▶ _PROBLEM TO WORK ON_: Omit all pictures and give the records below again exactly as written.

>>>

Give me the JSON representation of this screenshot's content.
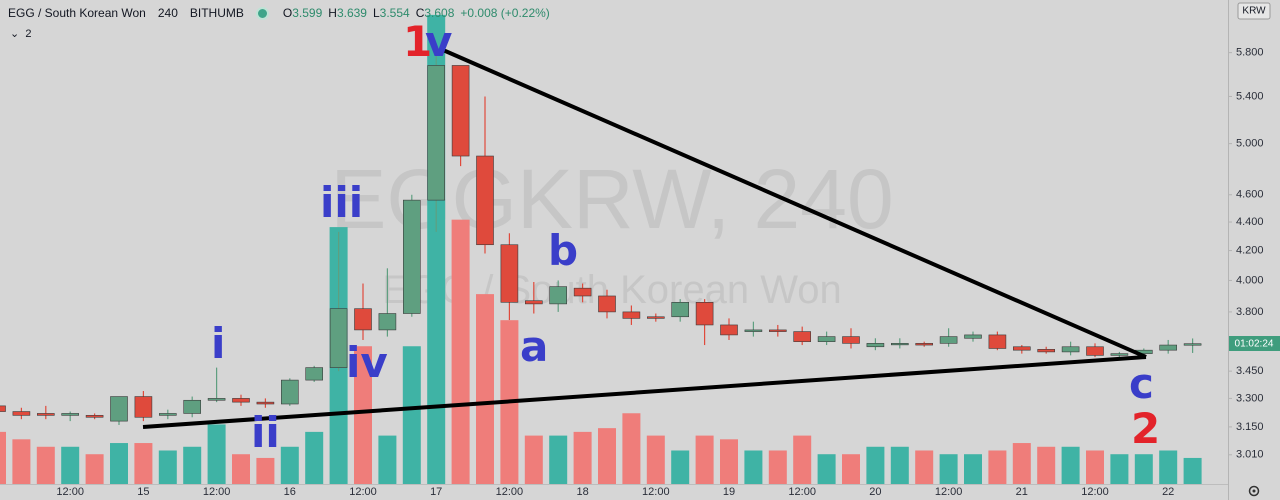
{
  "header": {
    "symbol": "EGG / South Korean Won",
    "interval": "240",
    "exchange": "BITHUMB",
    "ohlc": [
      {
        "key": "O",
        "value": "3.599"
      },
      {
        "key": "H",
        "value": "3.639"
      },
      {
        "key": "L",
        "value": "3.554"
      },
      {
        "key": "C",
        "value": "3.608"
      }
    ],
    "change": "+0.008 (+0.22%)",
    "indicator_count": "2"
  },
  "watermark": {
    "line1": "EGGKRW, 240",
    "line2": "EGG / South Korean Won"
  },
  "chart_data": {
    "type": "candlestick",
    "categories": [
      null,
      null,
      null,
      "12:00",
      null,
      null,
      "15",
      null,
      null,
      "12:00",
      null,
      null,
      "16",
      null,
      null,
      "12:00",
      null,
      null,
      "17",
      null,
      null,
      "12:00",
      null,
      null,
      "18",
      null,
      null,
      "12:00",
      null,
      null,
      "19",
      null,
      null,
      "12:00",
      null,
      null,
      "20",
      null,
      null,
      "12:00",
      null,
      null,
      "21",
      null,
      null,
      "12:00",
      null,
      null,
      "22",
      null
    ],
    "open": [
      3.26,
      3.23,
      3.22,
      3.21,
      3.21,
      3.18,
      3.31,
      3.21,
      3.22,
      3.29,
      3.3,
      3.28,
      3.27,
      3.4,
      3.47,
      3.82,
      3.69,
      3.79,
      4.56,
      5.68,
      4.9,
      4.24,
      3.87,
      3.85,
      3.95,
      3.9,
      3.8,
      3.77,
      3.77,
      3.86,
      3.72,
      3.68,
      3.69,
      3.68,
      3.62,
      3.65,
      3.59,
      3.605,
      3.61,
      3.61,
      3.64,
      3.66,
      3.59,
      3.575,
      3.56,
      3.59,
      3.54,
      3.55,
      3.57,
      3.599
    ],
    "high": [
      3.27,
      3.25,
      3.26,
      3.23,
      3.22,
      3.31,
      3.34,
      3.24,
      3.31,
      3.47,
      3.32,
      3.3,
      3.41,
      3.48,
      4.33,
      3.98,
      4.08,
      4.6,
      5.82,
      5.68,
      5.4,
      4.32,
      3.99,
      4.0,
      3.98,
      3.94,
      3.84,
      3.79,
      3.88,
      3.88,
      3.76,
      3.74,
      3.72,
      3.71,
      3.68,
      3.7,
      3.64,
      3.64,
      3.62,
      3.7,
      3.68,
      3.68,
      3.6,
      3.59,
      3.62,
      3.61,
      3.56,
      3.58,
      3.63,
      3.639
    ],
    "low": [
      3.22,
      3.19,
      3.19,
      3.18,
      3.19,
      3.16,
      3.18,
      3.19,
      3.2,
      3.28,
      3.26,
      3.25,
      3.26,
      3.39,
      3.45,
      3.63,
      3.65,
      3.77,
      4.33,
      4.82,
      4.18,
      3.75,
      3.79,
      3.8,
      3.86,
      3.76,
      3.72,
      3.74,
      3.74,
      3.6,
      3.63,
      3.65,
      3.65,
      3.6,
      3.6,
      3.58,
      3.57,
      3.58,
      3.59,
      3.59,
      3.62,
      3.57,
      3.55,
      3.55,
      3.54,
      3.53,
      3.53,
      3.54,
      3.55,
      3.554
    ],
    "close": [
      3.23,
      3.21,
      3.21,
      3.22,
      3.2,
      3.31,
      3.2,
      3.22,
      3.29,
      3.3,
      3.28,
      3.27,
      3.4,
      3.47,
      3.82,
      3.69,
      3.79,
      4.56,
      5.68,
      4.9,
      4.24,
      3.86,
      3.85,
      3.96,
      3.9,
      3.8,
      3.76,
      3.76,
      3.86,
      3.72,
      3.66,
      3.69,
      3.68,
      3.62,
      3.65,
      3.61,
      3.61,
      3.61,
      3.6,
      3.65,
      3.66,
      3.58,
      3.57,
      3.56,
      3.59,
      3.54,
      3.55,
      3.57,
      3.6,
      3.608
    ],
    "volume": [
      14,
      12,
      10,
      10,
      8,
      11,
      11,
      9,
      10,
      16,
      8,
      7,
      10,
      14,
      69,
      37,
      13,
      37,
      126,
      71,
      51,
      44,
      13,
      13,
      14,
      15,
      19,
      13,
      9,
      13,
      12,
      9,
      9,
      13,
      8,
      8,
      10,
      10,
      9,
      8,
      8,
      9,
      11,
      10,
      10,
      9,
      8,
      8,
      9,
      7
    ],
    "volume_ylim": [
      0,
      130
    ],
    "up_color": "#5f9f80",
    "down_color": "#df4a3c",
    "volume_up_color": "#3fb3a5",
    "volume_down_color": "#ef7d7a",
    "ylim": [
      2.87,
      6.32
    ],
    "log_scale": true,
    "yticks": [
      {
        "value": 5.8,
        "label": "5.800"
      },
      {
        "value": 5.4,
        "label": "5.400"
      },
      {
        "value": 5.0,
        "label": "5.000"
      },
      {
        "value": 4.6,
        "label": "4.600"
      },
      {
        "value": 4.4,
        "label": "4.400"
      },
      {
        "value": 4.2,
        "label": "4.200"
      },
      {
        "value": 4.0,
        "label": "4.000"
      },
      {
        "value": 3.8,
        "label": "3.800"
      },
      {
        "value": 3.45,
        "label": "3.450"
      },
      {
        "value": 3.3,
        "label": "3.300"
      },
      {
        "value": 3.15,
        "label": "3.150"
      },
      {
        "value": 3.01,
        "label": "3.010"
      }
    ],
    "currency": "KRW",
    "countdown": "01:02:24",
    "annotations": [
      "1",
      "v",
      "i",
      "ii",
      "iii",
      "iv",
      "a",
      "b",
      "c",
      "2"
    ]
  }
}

<<<

▶ _SOLUTION BELOW_:
Give me the JSON representation of this screenshot's content.
{
  "header": {
    "symbol": "EGG / South Korean Won",
    "interval": "240",
    "exchange": "BITHUMB",
    "ohlc": [
      {
        "key": "O",
        "value": "3.599"
      },
      {
        "key": "H",
        "value": "3.639"
      },
      {
        "key": "L",
        "value": "3.554"
      },
      {
        "key": "C",
        "value": "3.608"
      }
    ],
    "change": "+0.008 (+0.22%)",
    "indicator_count": "2"
  },
  "watermark": {
    "line1": "EGGKRW, 240",
    "line2": "EGG / South Korean Won"
  },
  "chart_data": {
    "type": "candlestick",
    "categories": [
      null,
      null,
      null,
      "12:00",
      null,
      null,
      "15",
      null,
      null,
      "12:00",
      null,
      null,
      "16",
      null,
      null,
      "12:00",
      null,
      null,
      "17",
      null,
      null,
      "12:00",
      null,
      null,
      "18",
      null,
      null,
      "12:00",
      null,
      null,
      "19",
      null,
      null,
      "12:00",
      null,
      null,
      "20",
      null,
      null,
      "12:00",
      null,
      null,
      "21",
      null,
      null,
      "12:00",
      null,
      null,
      "22",
      null
    ],
    "open": [
      3.26,
      3.23,
      3.22,
      3.21,
      3.21,
      3.18,
      3.31,
      3.21,
      3.22,
      3.29,
      3.3,
      3.28,
      3.27,
      3.4,
      3.47,
      3.82,
      3.69,
      3.79,
      4.56,
      5.68,
      4.9,
      4.24,
      3.87,
      3.85,
      3.95,
      3.9,
      3.8,
      3.77,
      3.77,
      3.86,
      3.72,
      3.68,
      3.69,
      3.68,
      3.62,
      3.65,
      3.59,
      3.605,
      3.61,
      3.61,
      3.64,
      3.66,
      3.59,
      3.575,
      3.56,
      3.59,
      3.54,
      3.55,
      3.57,
      3.599
    ],
    "high": [
      3.27,
      3.25,
      3.26,
      3.23,
      3.22,
      3.31,
      3.34,
      3.24,
      3.31,
      3.47,
      3.32,
      3.3,
      3.41,
      3.48,
      4.33,
      3.98,
      4.08,
      4.6,
      5.82,
      5.68,
      5.4,
      4.32,
      3.99,
      4.0,
      3.98,
      3.94,
      3.84,
      3.79,
      3.88,
      3.88,
      3.76,
      3.74,
      3.72,
      3.71,
      3.68,
      3.7,
      3.64,
      3.64,
      3.62,
      3.7,
      3.68,
      3.68,
      3.6,
      3.59,
      3.62,
      3.61,
      3.56,
      3.58,
      3.63,
      3.639
    ],
    "low": [
      3.22,
      3.19,
      3.19,
      3.18,
      3.19,
      3.16,
      3.18,
      3.19,
      3.2,
      3.28,
      3.26,
      3.25,
      3.26,
      3.39,
      3.45,
      3.63,
      3.65,
      3.77,
      4.33,
      4.82,
      4.18,
      3.75,
      3.79,
      3.8,
      3.86,
      3.76,
      3.72,
      3.74,
      3.74,
      3.6,
      3.63,
      3.65,
      3.65,
      3.6,
      3.6,
      3.58,
      3.57,
      3.58,
      3.59,
      3.59,
      3.62,
      3.57,
      3.55,
      3.55,
      3.54,
      3.53,
      3.53,
      3.54,
      3.55,
      3.554
    ],
    "close": [
      3.23,
      3.21,
      3.21,
      3.22,
      3.2,
      3.31,
      3.2,
      3.22,
      3.29,
      3.3,
      3.28,
      3.27,
      3.4,
      3.47,
      3.82,
      3.69,
      3.79,
      4.56,
      5.68,
      4.9,
      4.24,
      3.86,
      3.85,
      3.96,
      3.9,
      3.8,
      3.76,
      3.76,
      3.86,
      3.72,
      3.66,
      3.69,
      3.68,
      3.62,
      3.65,
      3.61,
      3.61,
      3.61,
      3.6,
      3.65,
      3.66,
      3.58,
      3.57,
      3.56,
      3.59,
      3.54,
      3.55,
      3.57,
      3.6,
      3.608
    ],
    "volume": [
      14,
      12,
      10,
      10,
      8,
      11,
      11,
      9,
      10,
      16,
      8,
      7,
      10,
      14,
      69,
      37,
      13,
      37,
      126,
      71,
      51,
      44,
      13,
      13,
      14,
      15,
      19,
      13,
      9,
      13,
      12,
      9,
      9,
      13,
      8,
      8,
      10,
      10,
      9,
      8,
      8,
      9,
      11,
      10,
      10,
      9,
      8,
      8,
      9,
      7
    ],
    "volume_ylim": [
      0,
      130
    ],
    "up_color": "#5f9f80",
    "down_color": "#df4a3c",
    "volume_up_color": "#3fb3a5",
    "volume_down_color": "#ef7d7a",
    "ylim": [
      2.87,
      6.32
    ],
    "log_scale": true,
    "yticks": [
      {
        "value": 5.8,
        "label": "5.800"
      },
      {
        "value": 5.4,
        "label": "5.400"
      },
      {
        "value": 5.0,
        "label": "5.000"
      },
      {
        "value": 4.6,
        "label": "4.600"
      },
      {
        "value": 4.4,
        "label": "4.400"
      },
      {
        "value": 4.2,
        "label": "4.200"
      },
      {
        "value": 4.0,
        "label": "4.000"
      },
      {
        "value": 3.8,
        "label": "3.800"
      },
      {
        "value": 3.45,
        "label": "3.450"
      },
      {
        "value": 3.3,
        "label": "3.300"
      },
      {
        "value": 3.15,
        "label": "3.150"
      },
      {
        "value": 3.01,
        "label": "3.010"
      }
    ],
    "currency": "KRW",
    "countdown": "01:02:24",
    "annotations": [
      "1",
      "v",
      "i",
      "ii",
      "iii",
      "iv",
      "a",
      "b",
      "c",
      "2"
    ]
  }
}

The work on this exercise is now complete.